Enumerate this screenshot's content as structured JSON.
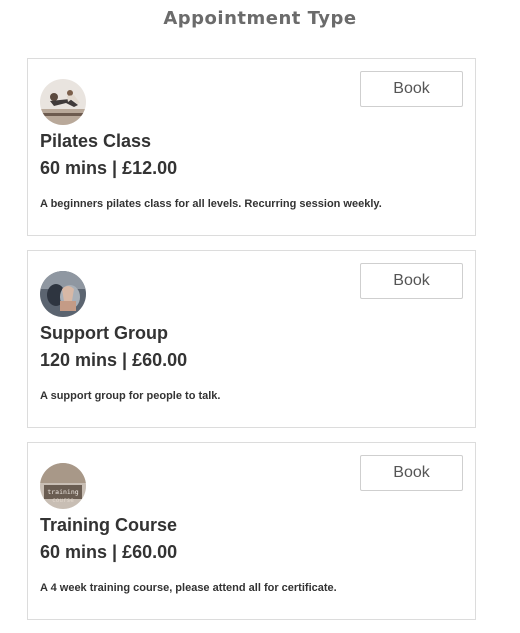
{
  "page": {
    "title": "Appointment Type"
  },
  "appointments": [
    {
      "name": "Pilates Class",
      "duration_price": "60 mins | £12.00",
      "description": "A beginners pilates class for all levels. Recurring session weekly.",
      "book_label": "Book",
      "image": "pilates-photo"
    },
    {
      "name": "Support Group",
      "duration_price": "120 mins | £60.00",
      "description": "A support group for people to talk.",
      "book_label": "Book",
      "image": "support-group-photo"
    },
    {
      "name": "Training Course",
      "duration_price": "60 mins | £60.00",
      "description": "A 4 week training course, please attend all for certificate.",
      "book_label": "Book",
      "image": "training-photo",
      "image_text": "training course"
    }
  ],
  "colors": {
    "title": "#6b6b6b",
    "text": "#333333",
    "border": "#dcdcdc"
  }
}
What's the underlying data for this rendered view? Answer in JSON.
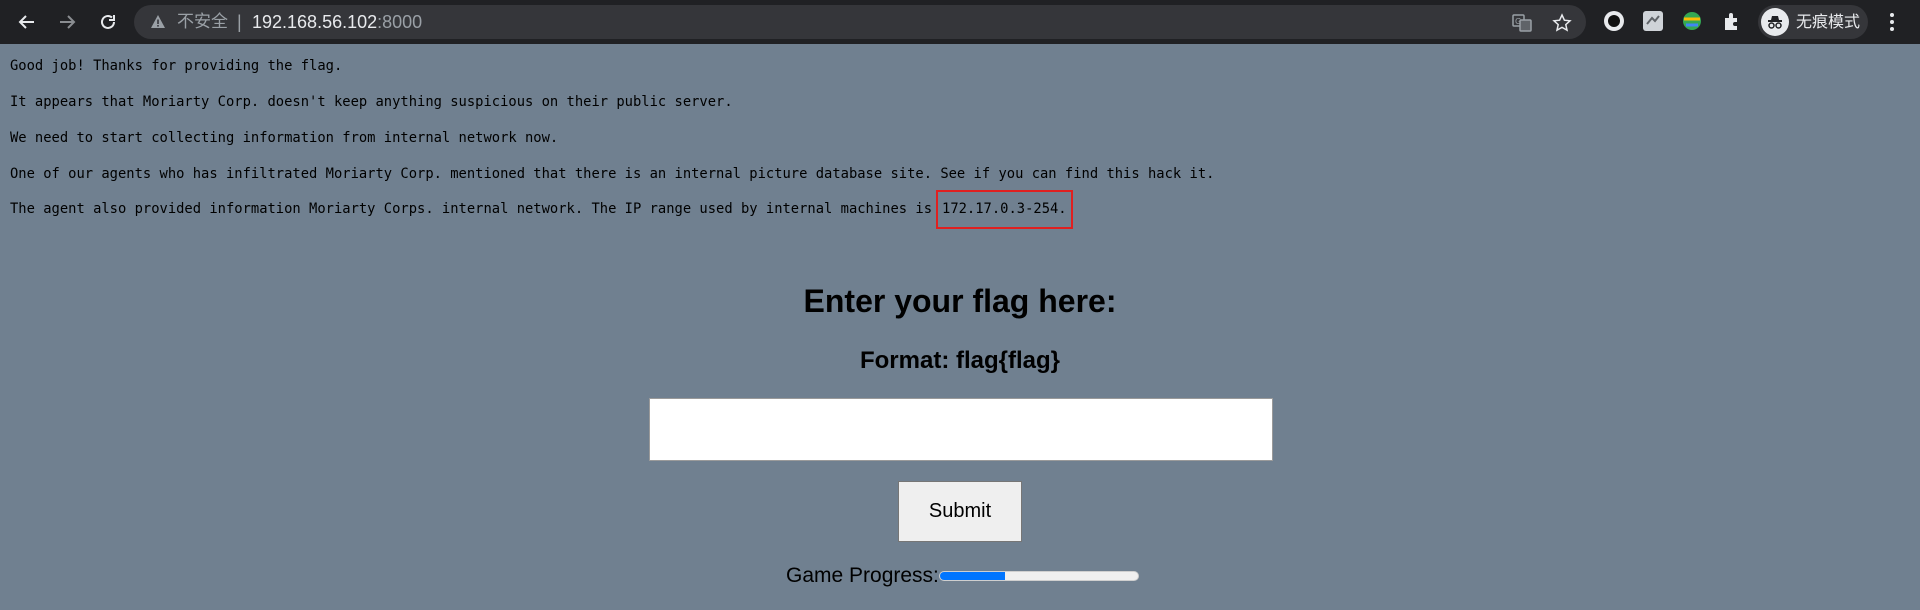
__________
• **EXERCISE DETAILS**:
Retype all entries exactly as they appear, dropping the images.

• **REPLY**:
Enumerate this screenshot's content as structured JSON.
{
  "page": {
    "title": "Appointment Type"
  },
  "appointments": [
    {
      "name": "Pilates Class",
      "duration_price": "60 mins | £12.00",
      "description": "A beginners pilates class for all levels. Recurring session weekly.",
      "book_label": "Book",
      "image": "pilates-photo"
    },
    {
      "name": "Support Group",
      "duration_price": "120 mins | £60.00",
      "description": "A support group for people to talk.",
      "book_label": "Book",
      "image": "support-group-photo"
    },
    {
      "name": "Training Course",
      "duration_price": "60 mins | £60.00",
      "description": "A 4 week training course, please attend all for certificate.",
      "book_label": "Book",
      "image": "training-photo",
      "image_text": "training course"
    }
  ],
  "colors": {
    "title": "#6b6b6b",
    "text": "#333333",
    "border": "#dcdcdc"
  }
}
What's the underlying data for this rendered view? Answer in JSON.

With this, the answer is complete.